What is needed: Work through the entries below and report how many lines include "spätestens". The number alone is the answer.

Extracted data:

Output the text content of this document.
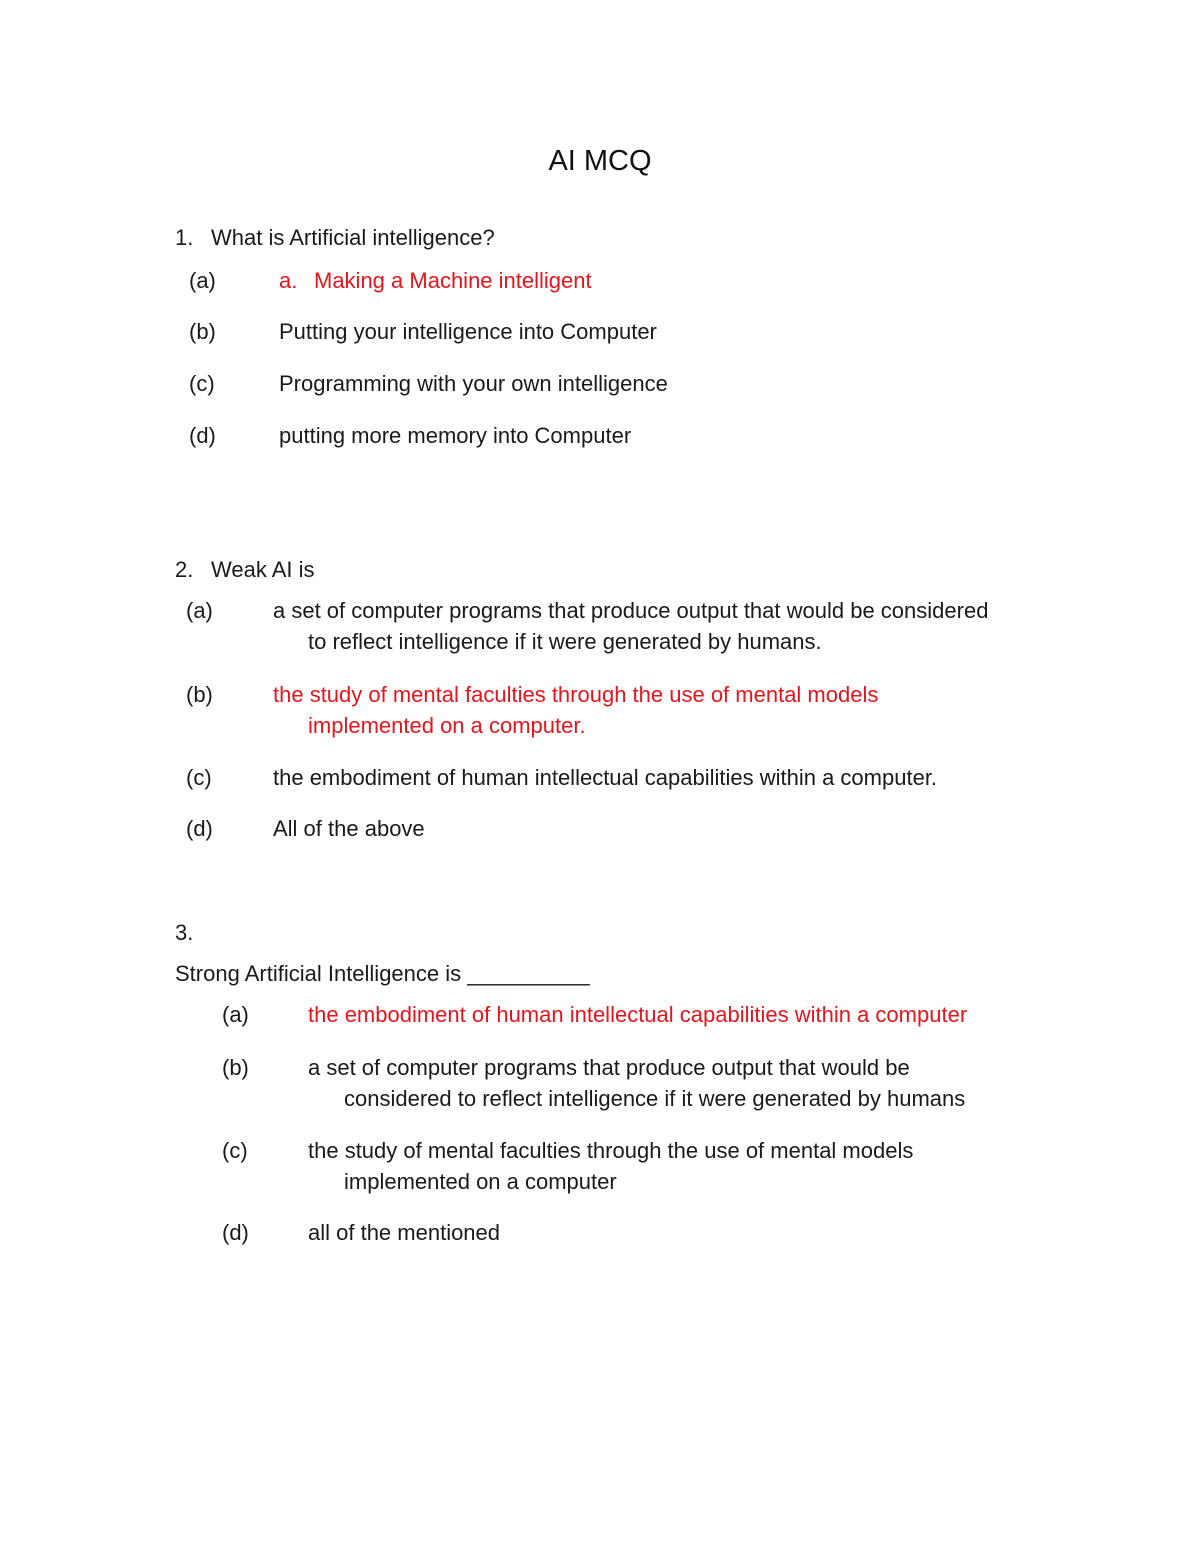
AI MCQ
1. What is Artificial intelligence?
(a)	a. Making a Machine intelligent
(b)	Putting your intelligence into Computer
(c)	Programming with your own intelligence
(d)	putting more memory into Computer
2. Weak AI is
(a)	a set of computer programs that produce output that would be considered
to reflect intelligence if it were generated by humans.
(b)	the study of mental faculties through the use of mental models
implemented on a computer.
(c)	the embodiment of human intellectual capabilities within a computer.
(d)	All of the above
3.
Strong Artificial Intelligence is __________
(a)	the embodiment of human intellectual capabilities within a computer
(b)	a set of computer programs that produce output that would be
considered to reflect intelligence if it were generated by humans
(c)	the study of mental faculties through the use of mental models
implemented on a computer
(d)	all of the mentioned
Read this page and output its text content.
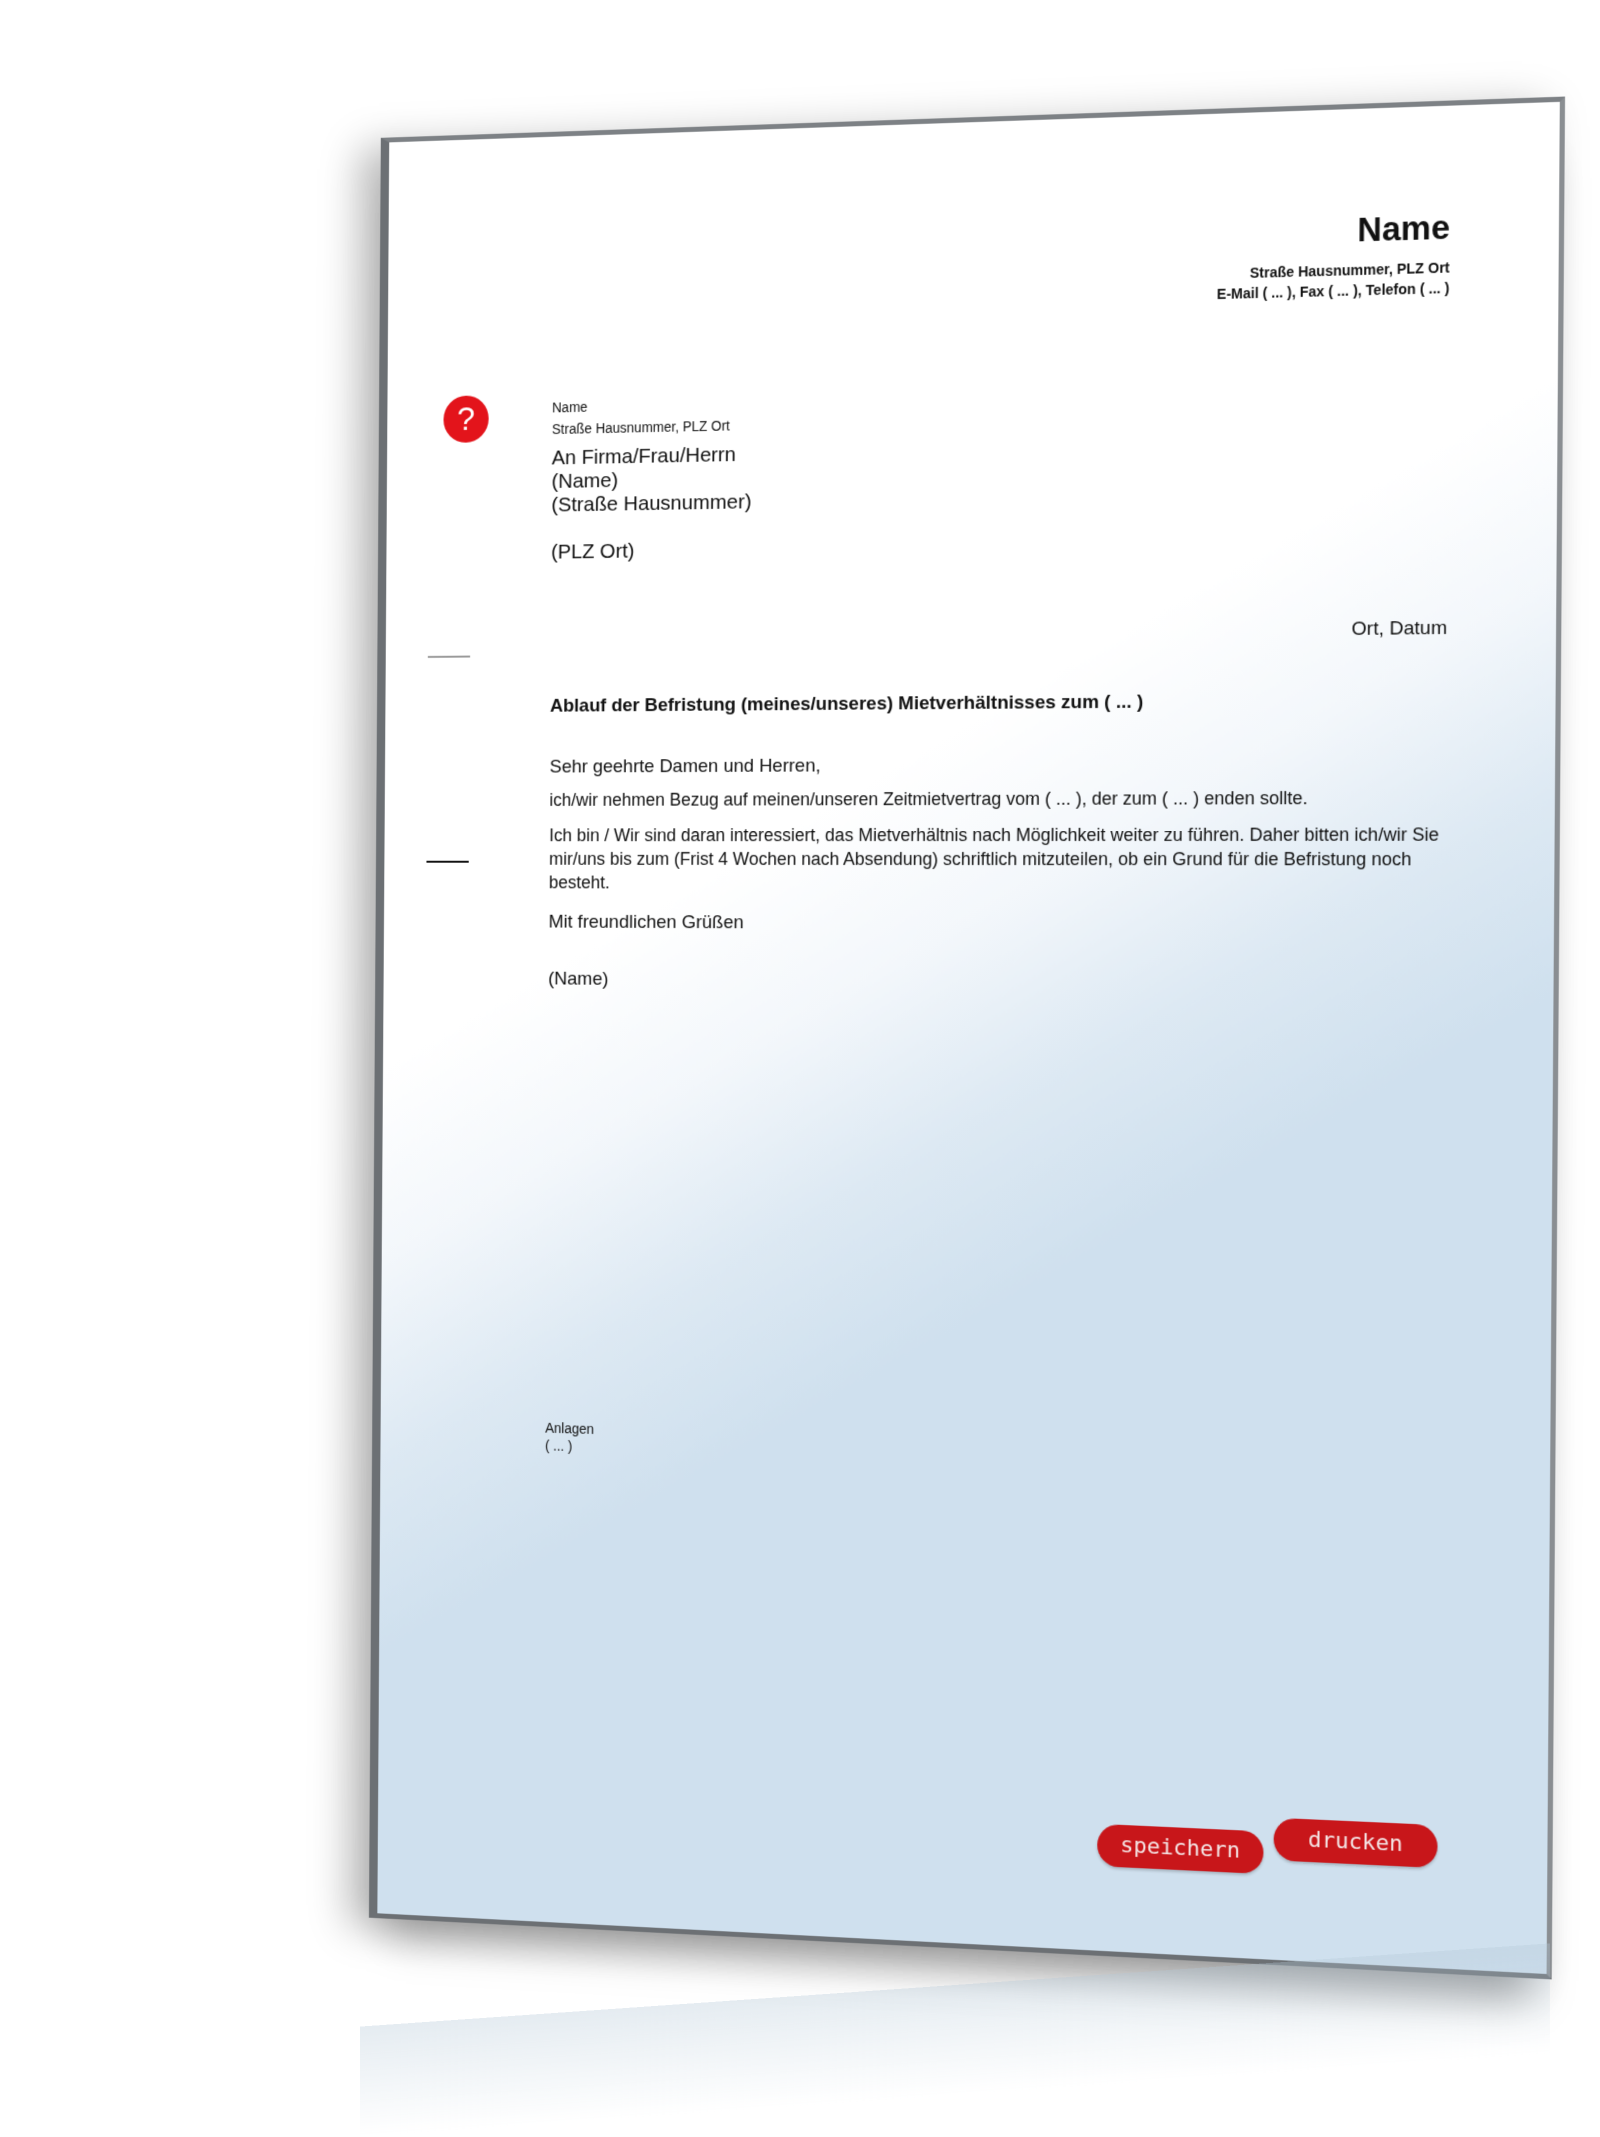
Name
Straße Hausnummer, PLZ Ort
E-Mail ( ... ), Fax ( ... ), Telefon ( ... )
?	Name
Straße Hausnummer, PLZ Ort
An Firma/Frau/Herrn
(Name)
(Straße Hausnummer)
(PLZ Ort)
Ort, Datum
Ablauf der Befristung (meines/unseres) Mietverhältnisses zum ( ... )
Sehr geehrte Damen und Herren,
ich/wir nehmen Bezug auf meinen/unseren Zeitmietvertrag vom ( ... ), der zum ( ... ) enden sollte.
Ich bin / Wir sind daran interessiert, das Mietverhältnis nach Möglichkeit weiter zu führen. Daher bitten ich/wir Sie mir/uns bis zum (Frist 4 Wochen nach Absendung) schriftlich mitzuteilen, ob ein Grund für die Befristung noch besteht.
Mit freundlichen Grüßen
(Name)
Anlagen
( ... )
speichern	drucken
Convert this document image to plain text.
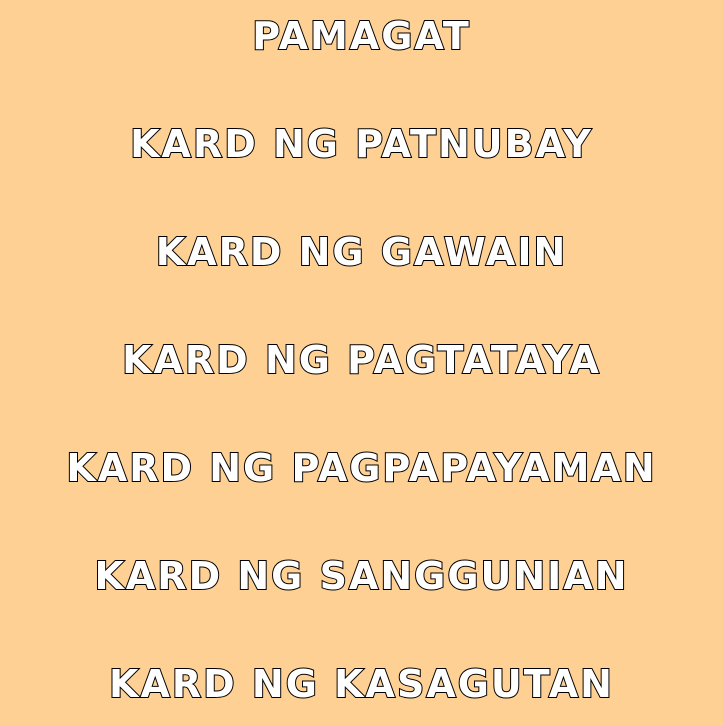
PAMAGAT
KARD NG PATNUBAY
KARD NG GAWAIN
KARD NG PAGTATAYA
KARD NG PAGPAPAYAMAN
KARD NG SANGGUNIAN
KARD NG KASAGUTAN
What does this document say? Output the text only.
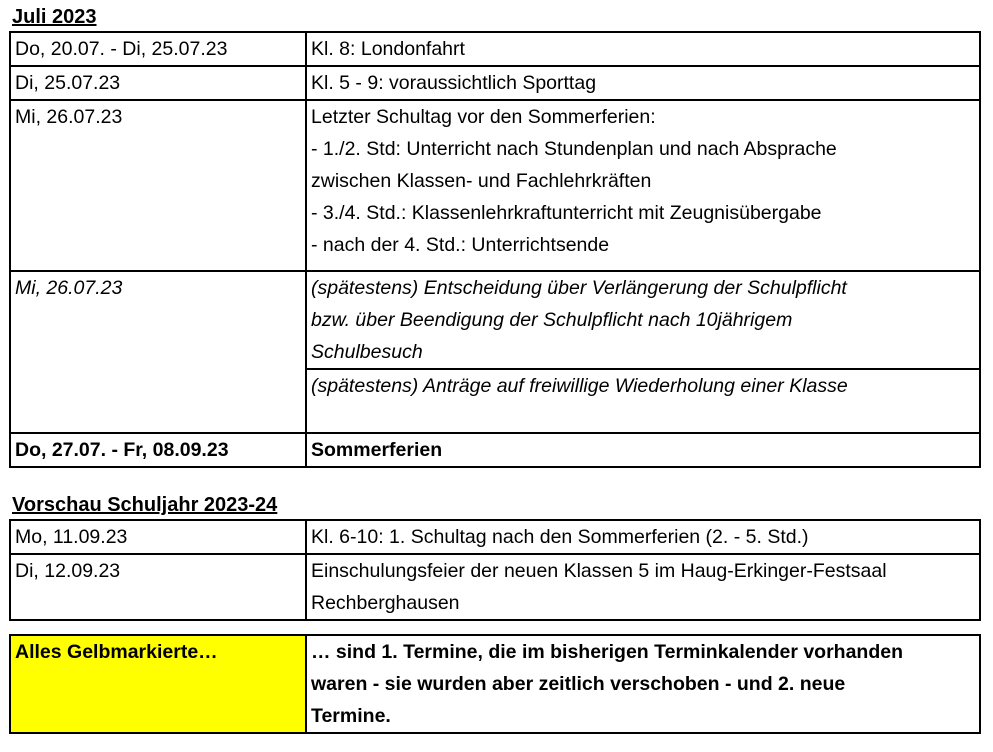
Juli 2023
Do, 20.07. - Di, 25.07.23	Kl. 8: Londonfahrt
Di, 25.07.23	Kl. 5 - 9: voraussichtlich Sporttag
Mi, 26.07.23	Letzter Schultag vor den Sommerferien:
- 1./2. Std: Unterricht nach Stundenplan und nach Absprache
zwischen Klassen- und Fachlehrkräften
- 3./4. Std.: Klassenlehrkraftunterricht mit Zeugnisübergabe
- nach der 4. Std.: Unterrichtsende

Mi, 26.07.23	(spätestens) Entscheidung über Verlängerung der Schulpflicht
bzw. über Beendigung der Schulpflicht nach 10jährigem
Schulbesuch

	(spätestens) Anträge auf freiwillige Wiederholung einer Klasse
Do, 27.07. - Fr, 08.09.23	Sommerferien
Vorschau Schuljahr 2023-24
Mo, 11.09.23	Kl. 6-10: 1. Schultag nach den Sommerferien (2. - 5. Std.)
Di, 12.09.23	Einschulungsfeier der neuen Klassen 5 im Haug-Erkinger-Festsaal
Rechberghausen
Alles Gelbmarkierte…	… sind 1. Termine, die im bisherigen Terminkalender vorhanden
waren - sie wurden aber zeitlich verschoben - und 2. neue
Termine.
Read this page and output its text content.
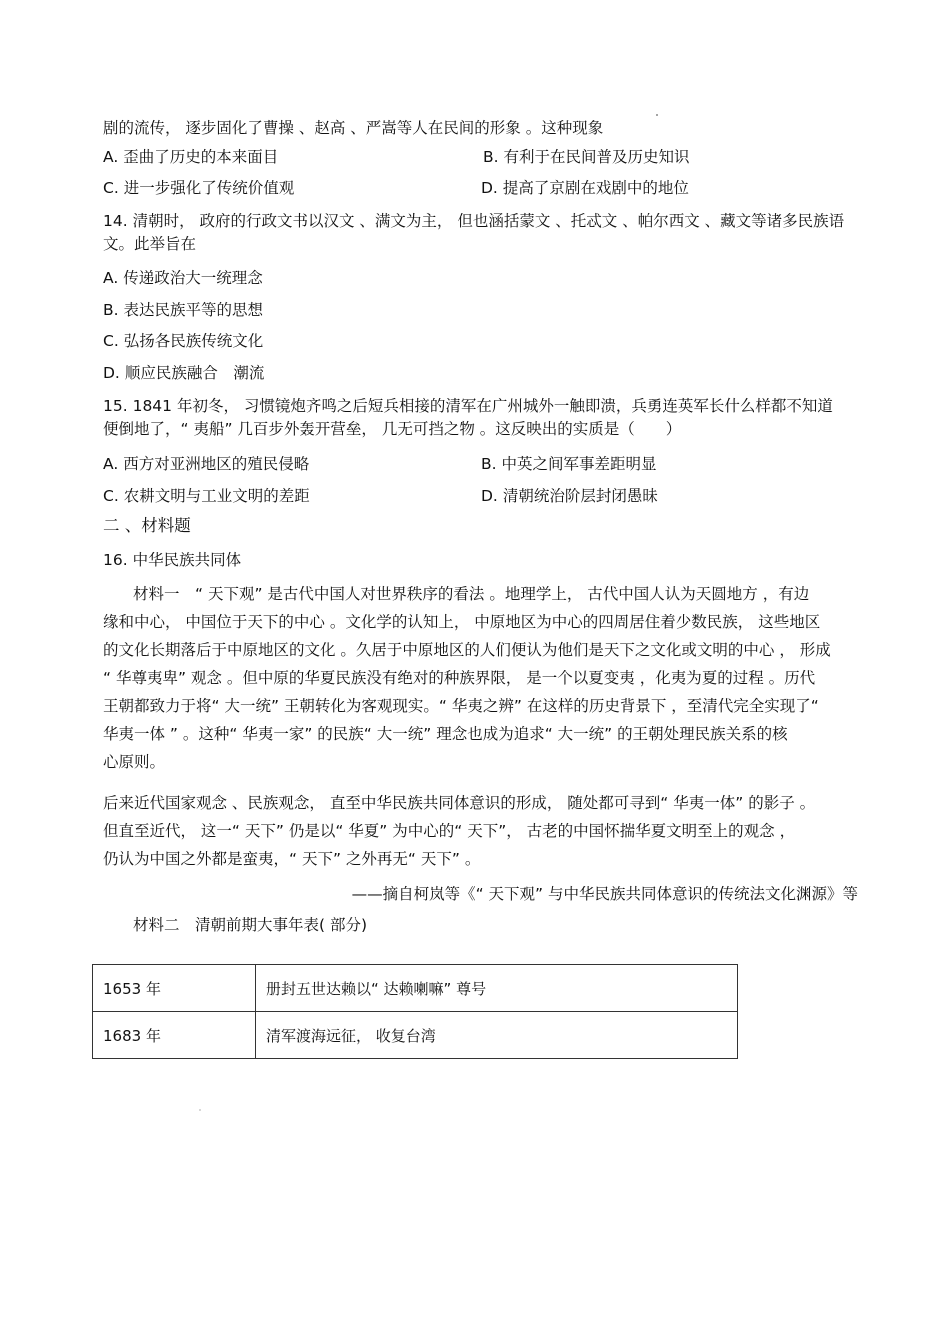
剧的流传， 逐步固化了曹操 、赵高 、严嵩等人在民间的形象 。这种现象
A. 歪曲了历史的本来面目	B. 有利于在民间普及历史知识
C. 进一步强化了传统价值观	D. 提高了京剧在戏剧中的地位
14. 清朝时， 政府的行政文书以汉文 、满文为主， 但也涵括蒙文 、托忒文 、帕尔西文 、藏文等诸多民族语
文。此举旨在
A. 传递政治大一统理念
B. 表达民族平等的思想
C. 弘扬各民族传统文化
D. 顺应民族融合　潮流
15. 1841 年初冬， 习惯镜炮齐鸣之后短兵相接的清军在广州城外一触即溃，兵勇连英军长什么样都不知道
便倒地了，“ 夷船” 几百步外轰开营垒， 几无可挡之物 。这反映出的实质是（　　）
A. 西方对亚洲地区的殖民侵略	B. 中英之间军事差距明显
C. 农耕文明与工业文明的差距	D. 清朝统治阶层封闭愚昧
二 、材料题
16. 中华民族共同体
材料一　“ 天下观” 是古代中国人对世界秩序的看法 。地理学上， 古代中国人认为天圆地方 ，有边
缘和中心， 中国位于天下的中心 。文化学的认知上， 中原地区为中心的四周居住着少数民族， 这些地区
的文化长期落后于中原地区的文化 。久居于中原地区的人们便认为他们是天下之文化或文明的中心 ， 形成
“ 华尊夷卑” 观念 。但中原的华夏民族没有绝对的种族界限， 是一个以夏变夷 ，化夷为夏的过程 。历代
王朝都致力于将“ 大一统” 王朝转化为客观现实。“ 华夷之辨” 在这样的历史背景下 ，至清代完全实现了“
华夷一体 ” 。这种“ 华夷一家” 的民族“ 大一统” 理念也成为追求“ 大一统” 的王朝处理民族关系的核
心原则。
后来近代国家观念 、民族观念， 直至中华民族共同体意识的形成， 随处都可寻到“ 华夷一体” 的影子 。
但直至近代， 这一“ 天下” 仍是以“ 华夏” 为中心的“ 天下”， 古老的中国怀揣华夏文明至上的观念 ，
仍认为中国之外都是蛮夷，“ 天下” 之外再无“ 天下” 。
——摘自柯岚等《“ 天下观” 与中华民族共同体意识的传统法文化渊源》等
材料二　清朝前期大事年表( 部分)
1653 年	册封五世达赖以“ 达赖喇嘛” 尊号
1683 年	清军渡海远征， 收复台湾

Solution to this problem: 2